■ **Requirements**
Every record must be repeated exactly; omit any pictures they contain.

■ **Supplied entries**

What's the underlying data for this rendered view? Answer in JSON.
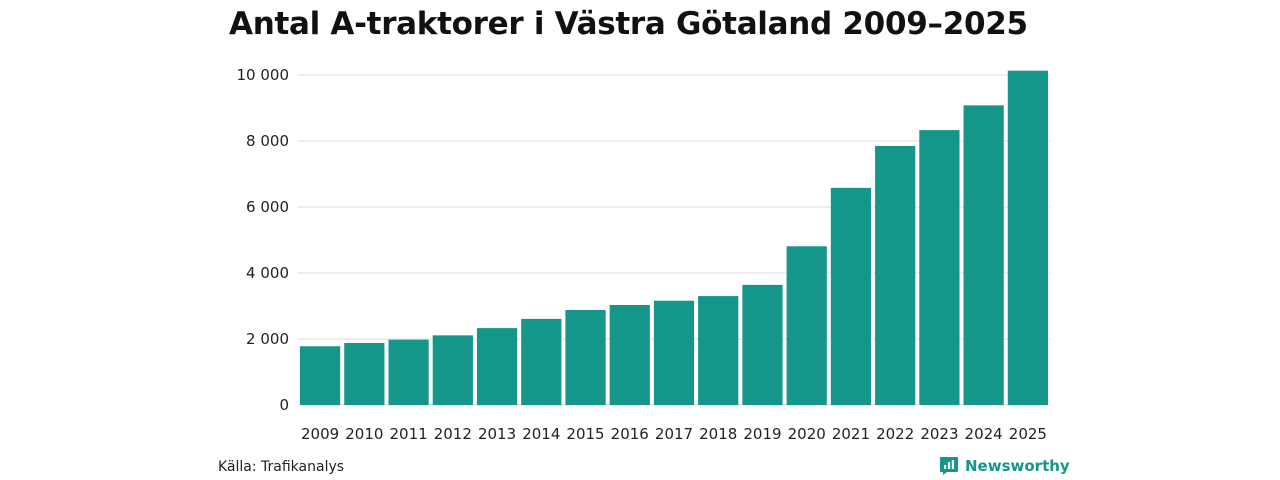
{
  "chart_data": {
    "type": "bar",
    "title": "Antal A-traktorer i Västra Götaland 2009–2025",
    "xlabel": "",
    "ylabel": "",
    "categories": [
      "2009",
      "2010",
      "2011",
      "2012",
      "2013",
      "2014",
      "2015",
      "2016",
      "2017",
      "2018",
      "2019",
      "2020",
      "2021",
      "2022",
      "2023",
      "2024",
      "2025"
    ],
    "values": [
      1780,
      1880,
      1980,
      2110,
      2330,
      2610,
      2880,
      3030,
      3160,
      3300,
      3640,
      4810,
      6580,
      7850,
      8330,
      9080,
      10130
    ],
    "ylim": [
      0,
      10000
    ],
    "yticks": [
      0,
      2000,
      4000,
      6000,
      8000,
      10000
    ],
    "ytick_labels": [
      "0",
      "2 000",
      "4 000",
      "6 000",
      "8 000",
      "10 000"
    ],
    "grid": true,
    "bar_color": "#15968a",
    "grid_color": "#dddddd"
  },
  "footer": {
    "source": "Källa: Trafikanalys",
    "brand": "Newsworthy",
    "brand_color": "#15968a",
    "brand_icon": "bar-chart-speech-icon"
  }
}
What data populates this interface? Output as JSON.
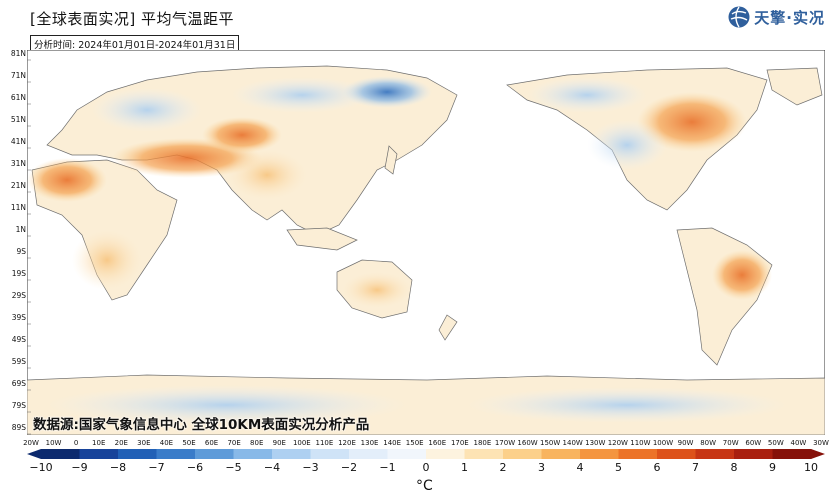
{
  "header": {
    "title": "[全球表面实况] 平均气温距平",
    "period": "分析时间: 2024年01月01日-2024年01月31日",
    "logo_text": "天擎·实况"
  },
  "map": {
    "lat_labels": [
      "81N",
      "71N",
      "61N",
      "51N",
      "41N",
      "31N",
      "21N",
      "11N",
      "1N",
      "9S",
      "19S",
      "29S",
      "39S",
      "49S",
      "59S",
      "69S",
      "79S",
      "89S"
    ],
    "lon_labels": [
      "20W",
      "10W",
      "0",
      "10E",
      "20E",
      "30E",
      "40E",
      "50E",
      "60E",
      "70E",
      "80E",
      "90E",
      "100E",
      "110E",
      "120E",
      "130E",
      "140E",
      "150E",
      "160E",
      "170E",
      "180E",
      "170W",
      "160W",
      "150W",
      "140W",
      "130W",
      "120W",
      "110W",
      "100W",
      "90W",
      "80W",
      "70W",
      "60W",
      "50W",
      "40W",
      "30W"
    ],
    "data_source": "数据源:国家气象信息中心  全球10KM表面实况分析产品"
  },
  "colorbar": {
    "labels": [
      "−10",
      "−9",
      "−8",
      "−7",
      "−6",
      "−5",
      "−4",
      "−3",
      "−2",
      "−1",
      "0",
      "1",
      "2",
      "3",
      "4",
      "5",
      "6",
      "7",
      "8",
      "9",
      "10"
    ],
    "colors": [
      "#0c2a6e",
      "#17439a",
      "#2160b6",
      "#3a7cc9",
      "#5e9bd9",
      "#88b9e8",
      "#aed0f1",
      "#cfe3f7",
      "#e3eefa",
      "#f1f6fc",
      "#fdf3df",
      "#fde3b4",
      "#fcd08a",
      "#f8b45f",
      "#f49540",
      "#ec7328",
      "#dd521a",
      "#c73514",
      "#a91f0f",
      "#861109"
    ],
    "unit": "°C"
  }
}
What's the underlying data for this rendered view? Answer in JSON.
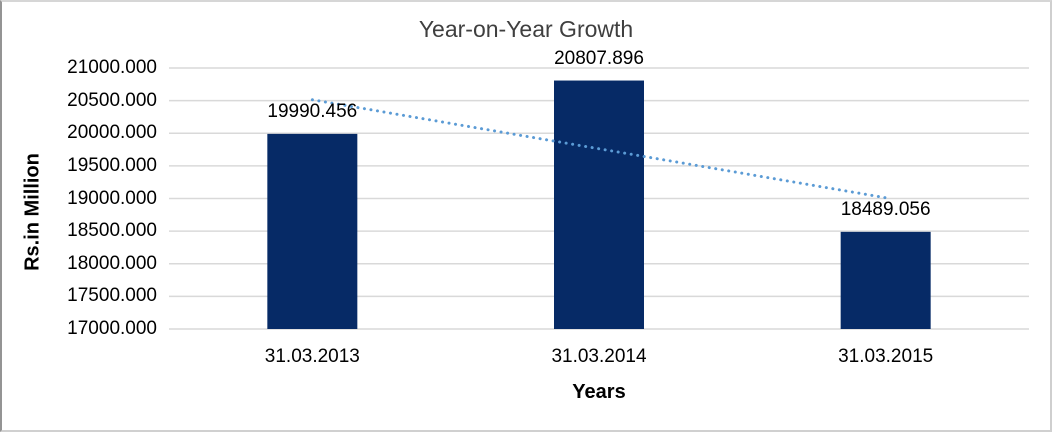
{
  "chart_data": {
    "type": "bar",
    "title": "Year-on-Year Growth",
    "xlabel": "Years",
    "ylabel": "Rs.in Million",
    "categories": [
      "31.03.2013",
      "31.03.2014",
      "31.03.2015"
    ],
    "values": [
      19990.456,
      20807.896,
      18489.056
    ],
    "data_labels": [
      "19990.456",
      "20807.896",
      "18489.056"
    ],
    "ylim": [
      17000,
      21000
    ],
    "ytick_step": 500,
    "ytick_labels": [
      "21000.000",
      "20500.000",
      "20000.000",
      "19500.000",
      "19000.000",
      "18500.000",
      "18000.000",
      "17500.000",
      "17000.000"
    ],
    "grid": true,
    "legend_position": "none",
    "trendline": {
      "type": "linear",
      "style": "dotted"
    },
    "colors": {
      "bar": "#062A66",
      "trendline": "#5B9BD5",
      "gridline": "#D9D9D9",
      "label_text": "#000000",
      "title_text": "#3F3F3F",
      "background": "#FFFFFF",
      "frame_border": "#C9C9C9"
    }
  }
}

■ **Result of the exercise**
What's the underlying data for this rendered view? Answer in JSON.
{
  "chart_data": {
    "type": "bar",
    "title": "Antal A-traktorer i Västra Götaland 2009–2025",
    "xlabel": "",
    "ylabel": "",
    "categories": [
      "2009",
      "2010",
      "2011",
      "2012",
      "2013",
      "2014",
      "2015",
      "2016",
      "2017",
      "2018",
      "2019",
      "2020",
      "2021",
      "2022",
      "2023",
      "2024",
      "2025"
    ],
    "values": [
      1780,
      1880,
      1980,
      2110,
      2330,
      2610,
      2880,
      3030,
      3160,
      3300,
      3640,
      4810,
      6580,
      7850,
      8330,
      9080,
      10130
    ],
    "ylim": [
      0,
      10000
    ],
    "yticks": [
      0,
      2000,
      4000,
      6000,
      8000,
      10000
    ],
    "ytick_labels": [
      "0",
      "2 000",
      "4 000",
      "6 000",
      "8 000",
      "10 000"
    ],
    "grid": true,
    "bar_color": "#15968a",
    "grid_color": "#dddddd"
  },
  "footer": {
    "source": "Källa: Trafikanalys",
    "brand": "Newsworthy",
    "brand_color": "#15968a",
    "brand_icon": "bar-chart-speech-icon"
  }
}
What data populates this interface? Output as JSON.
{
  "header": {
    "title": "[全球表面实况] 平均气温距平",
    "period": "分析时间: 2024年01月01日-2024年01月31日",
    "logo_text": "天擎·实况"
  },
  "map": {
    "lat_labels": [
      "81N",
      "71N",
      "61N",
      "51N",
      "41N",
      "31N",
      "21N",
      "11N",
      "1N",
      "9S",
      "19S",
      "29S",
      "39S",
      "49S",
      "59S",
      "69S",
      "79S",
      "89S"
    ],
    "lon_labels": [
      "20W",
      "10W",
      "0",
      "10E",
      "20E",
      "30E",
      "40E",
      "50E",
      "60E",
      "70E",
      "80E",
      "90E",
      "100E",
      "110E",
      "120E",
      "130E",
      "140E",
      "150E",
      "160E",
      "170E",
      "180E",
      "170W",
      "160W",
      "150W",
      "140W",
      "130W",
      "120W",
      "110W",
      "100W",
      "90W",
      "80W",
      "70W",
      "60W",
      "50W",
      "40W",
      "30W"
    ],
    "data_source": "数据源:国家气象信息中心  全球10KM表面实况分析产品"
  },
  "colorbar": {
    "labels": [
      "−10",
      "−9",
      "−8",
      "−7",
      "−6",
      "−5",
      "−4",
      "−3",
      "−2",
      "−1",
      "0",
      "1",
      "2",
      "3",
      "4",
      "5",
      "6",
      "7",
      "8",
      "9",
      "10"
    ],
    "colors": [
      "#0c2a6e",
      "#17439a",
      "#2160b6",
      "#3a7cc9",
      "#5e9bd9",
      "#88b9e8",
      "#aed0f1",
      "#cfe3f7",
      "#e3eefa",
      "#f1f6fc",
      "#fdf3df",
      "#fde3b4",
      "#fcd08a",
      "#f8b45f",
      "#f49540",
      "#ec7328",
      "#dd521a",
      "#c73514",
      "#a91f0f",
      "#861109"
    ],
    "unit": "°C"
  }
}
What's the underlying data for this rendered view? Answer in JSON.
{
  "chart_data": {
    "type": "bar",
    "title": "Year-on-Year Growth",
    "xlabel": "Years",
    "ylabel": "Rs.in Million",
    "categories": [
      "31.03.2013",
      "31.03.2014",
      "31.03.2015"
    ],
    "values": [
      19990.456,
      20807.896,
      18489.056
    ],
    "data_labels": [
      "19990.456",
      "20807.896",
      "18489.056"
    ],
    "ylim": [
      17000,
      21000
    ],
    "ytick_step": 500,
    "ytick_labels": [
      "21000.000",
      "20500.000",
      "20000.000",
      "19500.000",
      "19000.000",
      "18500.000",
      "18000.000",
      "17500.000",
      "17000.000"
    ],
    "grid": true,
    "legend_position": "none",
    "trendline": {
      "type": "linear",
      "style": "dotted"
    },
    "colors": {
      "bar": "#062A66",
      "trendline": "#5B9BD5",
      "gridline": "#D9D9D9",
      "label_text": "#000000",
      "title_text": "#3F3F3F",
      "background": "#FFFFFF",
      "frame_border": "#C9C9C9"
    }
  }
}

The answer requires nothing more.